◆ **Records for the task**:

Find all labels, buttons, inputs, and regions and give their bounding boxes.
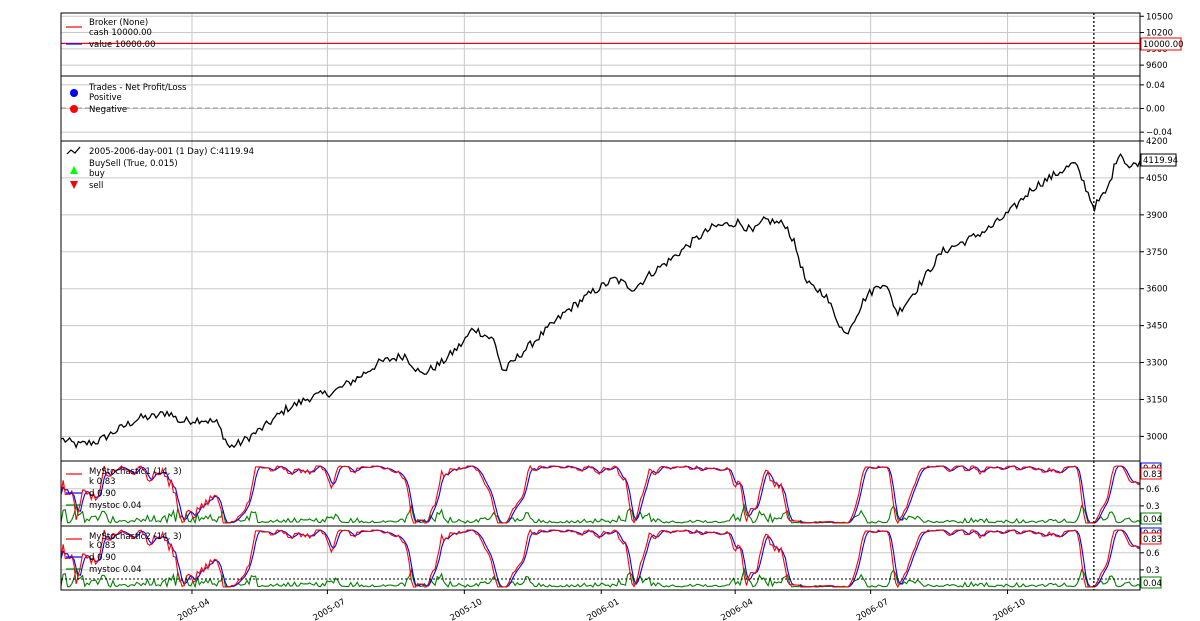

...

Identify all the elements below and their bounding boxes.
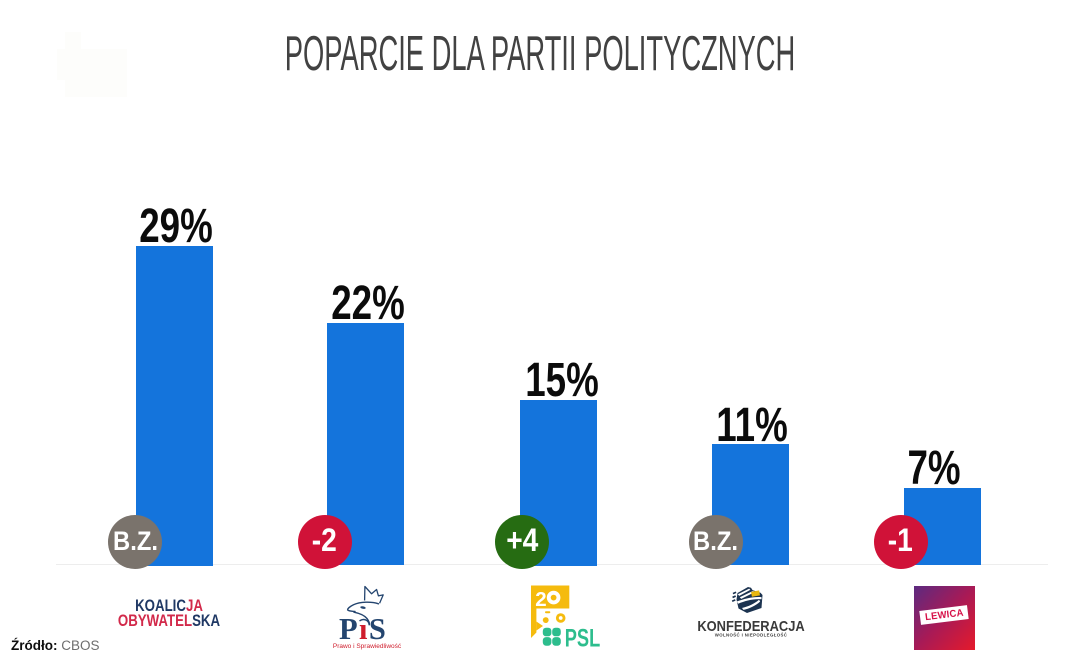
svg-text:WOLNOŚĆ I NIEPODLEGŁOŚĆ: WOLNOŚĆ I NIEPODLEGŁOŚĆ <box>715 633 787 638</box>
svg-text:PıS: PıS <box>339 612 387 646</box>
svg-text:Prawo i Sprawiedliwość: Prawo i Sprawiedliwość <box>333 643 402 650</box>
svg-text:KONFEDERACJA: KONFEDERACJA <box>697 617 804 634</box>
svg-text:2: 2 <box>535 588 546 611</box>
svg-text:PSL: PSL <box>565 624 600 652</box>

◆ **What this task involves**: Lay out the lines from the one with "Identify all the" up to and including the one with "svg-text:PSL: PSL <box>565 624 600 652</box>" as a JSON list of strings, one string per line, skipping blank lines and leaving the pictures out.

◆ **Problem solution**:
[
  "Identify all the elements below and their bounding boxes.",
  "svg-text:WOLNOŚĆ I NIEPODLEGŁOŚĆ: WOLNOŚĆ I NIEPODLEGŁOŚĆ <box>715 633 787 638</box>",
  "svg-text:PıS: PıS <box>339 612 387 646</box>",
  "svg-text:Prawo i Sprawiedliwość: Prawo i Sprawiedliwość <box>333 643 402 650</box>",
  "svg-text:KONFEDERACJA: KONFEDERACJA <box>697 617 804 634</box>",
  "svg-text:2: 2 <box>535 588 546 611</box>",
  "svg-text:PSL: PSL <box>565 624 600 652</box>"
]